[start]
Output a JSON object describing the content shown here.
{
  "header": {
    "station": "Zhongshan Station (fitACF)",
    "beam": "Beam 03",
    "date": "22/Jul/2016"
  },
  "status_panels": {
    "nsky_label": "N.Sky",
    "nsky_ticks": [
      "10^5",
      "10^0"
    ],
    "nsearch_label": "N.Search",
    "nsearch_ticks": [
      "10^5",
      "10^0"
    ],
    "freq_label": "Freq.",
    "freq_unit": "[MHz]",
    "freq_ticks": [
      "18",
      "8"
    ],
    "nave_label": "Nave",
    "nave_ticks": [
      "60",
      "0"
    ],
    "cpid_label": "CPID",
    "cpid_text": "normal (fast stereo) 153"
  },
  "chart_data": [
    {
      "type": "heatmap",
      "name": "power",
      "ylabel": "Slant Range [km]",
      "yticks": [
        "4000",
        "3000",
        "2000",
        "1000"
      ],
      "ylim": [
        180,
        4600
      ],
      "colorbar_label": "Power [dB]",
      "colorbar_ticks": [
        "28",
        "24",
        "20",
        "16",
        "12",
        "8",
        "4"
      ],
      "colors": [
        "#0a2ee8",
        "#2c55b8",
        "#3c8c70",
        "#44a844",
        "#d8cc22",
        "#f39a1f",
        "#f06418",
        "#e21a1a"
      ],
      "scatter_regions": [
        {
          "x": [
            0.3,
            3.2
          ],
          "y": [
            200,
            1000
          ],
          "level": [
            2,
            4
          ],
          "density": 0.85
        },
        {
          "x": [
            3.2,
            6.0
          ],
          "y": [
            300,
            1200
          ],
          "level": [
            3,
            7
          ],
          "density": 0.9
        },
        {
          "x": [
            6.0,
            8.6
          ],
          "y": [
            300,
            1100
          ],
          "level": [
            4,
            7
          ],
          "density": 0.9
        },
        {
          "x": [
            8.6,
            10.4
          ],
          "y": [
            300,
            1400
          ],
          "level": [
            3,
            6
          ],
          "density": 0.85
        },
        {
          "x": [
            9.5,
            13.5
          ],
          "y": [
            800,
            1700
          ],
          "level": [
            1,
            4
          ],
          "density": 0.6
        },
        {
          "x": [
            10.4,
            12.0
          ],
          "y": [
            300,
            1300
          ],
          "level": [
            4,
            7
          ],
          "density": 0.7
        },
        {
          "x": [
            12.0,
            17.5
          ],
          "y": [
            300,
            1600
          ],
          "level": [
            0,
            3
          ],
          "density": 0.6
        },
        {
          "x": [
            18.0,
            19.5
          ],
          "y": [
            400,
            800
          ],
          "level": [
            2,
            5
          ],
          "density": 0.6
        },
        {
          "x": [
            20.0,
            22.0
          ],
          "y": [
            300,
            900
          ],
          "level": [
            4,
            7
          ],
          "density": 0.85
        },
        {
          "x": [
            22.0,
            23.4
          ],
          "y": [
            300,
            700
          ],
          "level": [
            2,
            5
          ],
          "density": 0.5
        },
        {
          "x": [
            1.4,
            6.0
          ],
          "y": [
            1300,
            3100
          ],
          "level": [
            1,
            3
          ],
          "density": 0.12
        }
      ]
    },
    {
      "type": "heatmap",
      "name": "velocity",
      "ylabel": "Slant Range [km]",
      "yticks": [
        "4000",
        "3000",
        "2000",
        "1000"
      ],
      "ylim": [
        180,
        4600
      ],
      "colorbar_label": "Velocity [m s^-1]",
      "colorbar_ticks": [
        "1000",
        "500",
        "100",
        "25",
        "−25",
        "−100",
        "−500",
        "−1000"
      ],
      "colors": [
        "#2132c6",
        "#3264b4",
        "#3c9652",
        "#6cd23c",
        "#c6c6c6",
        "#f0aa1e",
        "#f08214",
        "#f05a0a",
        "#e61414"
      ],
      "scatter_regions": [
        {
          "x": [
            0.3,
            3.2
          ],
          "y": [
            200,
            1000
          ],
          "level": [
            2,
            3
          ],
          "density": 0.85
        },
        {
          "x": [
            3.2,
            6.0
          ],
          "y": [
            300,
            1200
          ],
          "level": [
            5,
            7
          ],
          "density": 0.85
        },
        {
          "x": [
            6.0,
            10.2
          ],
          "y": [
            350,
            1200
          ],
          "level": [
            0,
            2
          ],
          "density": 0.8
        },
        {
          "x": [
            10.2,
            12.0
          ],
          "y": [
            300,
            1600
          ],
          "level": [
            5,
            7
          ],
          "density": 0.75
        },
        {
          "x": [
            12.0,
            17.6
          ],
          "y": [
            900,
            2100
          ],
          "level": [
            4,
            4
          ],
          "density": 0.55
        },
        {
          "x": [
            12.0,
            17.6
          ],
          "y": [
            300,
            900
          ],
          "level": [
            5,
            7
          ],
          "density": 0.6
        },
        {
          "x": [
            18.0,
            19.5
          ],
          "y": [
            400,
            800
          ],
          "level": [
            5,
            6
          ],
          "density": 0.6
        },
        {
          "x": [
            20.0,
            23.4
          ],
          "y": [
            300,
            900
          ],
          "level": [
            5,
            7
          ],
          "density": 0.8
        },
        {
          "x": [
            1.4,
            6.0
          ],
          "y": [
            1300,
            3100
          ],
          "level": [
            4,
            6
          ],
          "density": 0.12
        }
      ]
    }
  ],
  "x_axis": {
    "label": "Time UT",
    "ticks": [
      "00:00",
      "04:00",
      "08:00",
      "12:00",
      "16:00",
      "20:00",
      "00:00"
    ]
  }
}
[end]
**PROBLEM TO SOLVE**
Please return the data above exactly as given.

**EXERCISE RESPONSE**
Output a JSON object describing the content shown here.
{
  "header": {
    "station": "Zhongshan Station (fitACF)",
    "beam": "Beam 03",
    "date": "22/Jul/2016"
  },
  "status_panels": {
    "nsky_label": "N.Sky",
    "nsky_ticks": [
      "10^5",
      "10^0"
    ],
    "nsearch_label": "N.Search",
    "nsearch_ticks": [
      "10^5",
      "10^0"
    ],
    "freq_label": "Freq.",
    "freq_unit": "[MHz]",
    "freq_ticks": [
      "18",
      "8"
    ],
    "nave_label": "Nave",
    "nave_ticks": [
      "60",
      "0"
    ],
    "cpid_label": "CPID",
    "cpid_text": "normal (fast stereo) 153"
  },
  "chart_data": [
    {
      "type": "heatmap",
      "name": "power",
      "ylabel": "Slant Range [km]",
      "yticks": [
        "4000",
        "3000",
        "2000",
        "1000"
      ],
      "ylim": [
        180,
        4600
      ],
      "colorbar_label": "Power [dB]",
      "colorbar_ticks": [
        "28",
        "24",
        "20",
        "16",
        "12",
        "8",
        "4"
      ],
      "colors": [
        "#0a2ee8",
        "#2c55b8",
        "#3c8c70",
        "#44a844",
        "#d8cc22",
        "#f39a1f",
        "#f06418",
        "#e21a1a"
      ],
      "scatter_regions": [
        {
          "x": [
            0.3,
            3.2
          ],
          "y": [
            200,
            1000
          ],
          "level": [
            2,
            4
          ],
          "density": 0.85
        },
        {
          "x": [
            3.2,
            6.0
          ],
          "y": [
            300,
            1200
          ],
          "level": [
            3,
            7
          ],
          "density": 0.9
        },
        {
          "x": [
            6.0,
            8.6
          ],
          "y": [
            300,
            1100
          ],
          "level": [
            4,
            7
          ],
          "density": 0.9
        },
        {
          "x": [
            8.6,
            10.4
          ],
          "y": [
            300,
            1400
          ],
          "level": [
            3,
            6
          ],
          "density": 0.85
        },
        {
          "x": [
            9.5,
            13.5
          ],
          "y": [
            800,
            1700
          ],
          "level": [
            1,
            4
          ],
          "density": 0.6
        },
        {
          "x": [
            10.4,
            12.0
          ],
          "y": [
            300,
            1300
          ],
          "level": [
            4,
            7
          ],
          "density": 0.7
        },
        {
          "x": [
            12.0,
            17.5
          ],
          "y": [
            300,
            1600
          ],
          "level": [
            0,
            3
          ],
          "density": 0.6
        },
        {
          "x": [
            18.0,
            19.5
          ],
          "y": [
            400,
            800
          ],
          "level": [
            2,
            5
          ],
          "density": 0.6
        },
        {
          "x": [
            20.0,
            22.0
          ],
          "y": [
            300,
            900
          ],
          "level": [
            4,
            7
          ],
          "density": 0.85
        },
        {
          "x": [
            22.0,
            23.4
          ],
          "y": [
            300,
            700
          ],
          "level": [
            2,
            5
          ],
          "density": 0.5
        },
        {
          "x": [
            1.4,
            6.0
          ],
          "y": [
            1300,
            3100
          ],
          "level": [
            1,
            3
          ],
          "density": 0.12
        }
      ]
    },
    {
      "type": "heatmap",
      "name": "velocity",
      "ylabel": "Slant Range [km]",
      "yticks": [
        "4000",
        "3000",
        "2000",
        "1000"
      ],
      "ylim": [
        180,
        4600
      ],
      "colorbar_label": "Velocity [m s^-1]",
      "colorbar_ticks": [
        "1000",
        "500",
        "100",
        "25",
        "−25",
        "−100",
        "−500",
        "−1000"
      ],
      "colors": [
        "#2132c6",
        "#3264b4",
        "#3c9652",
        "#6cd23c",
        "#c6c6c6",
        "#f0aa1e",
        "#f08214",
        "#f05a0a",
        "#e61414"
      ],
      "scatter_regions": [
        {
          "x": [
            0.3,
            3.2
          ],
          "y": [
            200,
            1000
          ],
          "level": [
            2,
            3
          ],
          "density": 0.85
        },
        {
          "x": [
            3.2,
            6.0
          ],
          "y": [
            300,
            1200
          ],
          "level": [
            5,
            7
          ],
          "density": 0.85
        },
        {
          "x": [
            6.0,
            10.2
          ],
          "y": [
            350,
            1200
          ],
          "level": [
            0,
            2
          ],
          "density": 0.8
        },
        {
          "x": [
            10.2,
            12.0
          ],
          "y": [
            300,
            1600
          ],
          "level": [
            5,
            7
          ],
          "density": 0.75
        },
        {
          "x": [
            12.0,
            17.6
          ],
          "y": [
            900,
            2100
          ],
          "level": [
            4,
            4
          ],
          "density": 0.55
        },
        {
          "x": [
            12.0,
            17.6
          ],
          "y": [
            300,
            900
          ],
          "level": [
            5,
            7
          ],
          "density": 0.6
        },
        {
          "x": [
            18.0,
            19.5
          ],
          "y": [
            400,
            800
          ],
          "level": [
            5,
            6
          ],
          "density": 0.6
        },
        {
          "x": [
            20.0,
            23.4
          ],
          "y": [
            300,
            900
          ],
          "level": [
            5,
            7
          ],
          "density": 0.8
        },
        {
          "x": [
            1.4,
            6.0
          ],
          "y": [
            1300,
            3100
          ],
          "level": [
            4,
            6
          ],
          "density": 0.12
        }
      ]
    }
  ],
  "x_axis": {
    "label": "Time UT",
    "ticks": [
      "00:00",
      "04:00",
      "08:00",
      "12:00",
      "16:00",
      "20:00",
      "00:00"
    ]
  }
}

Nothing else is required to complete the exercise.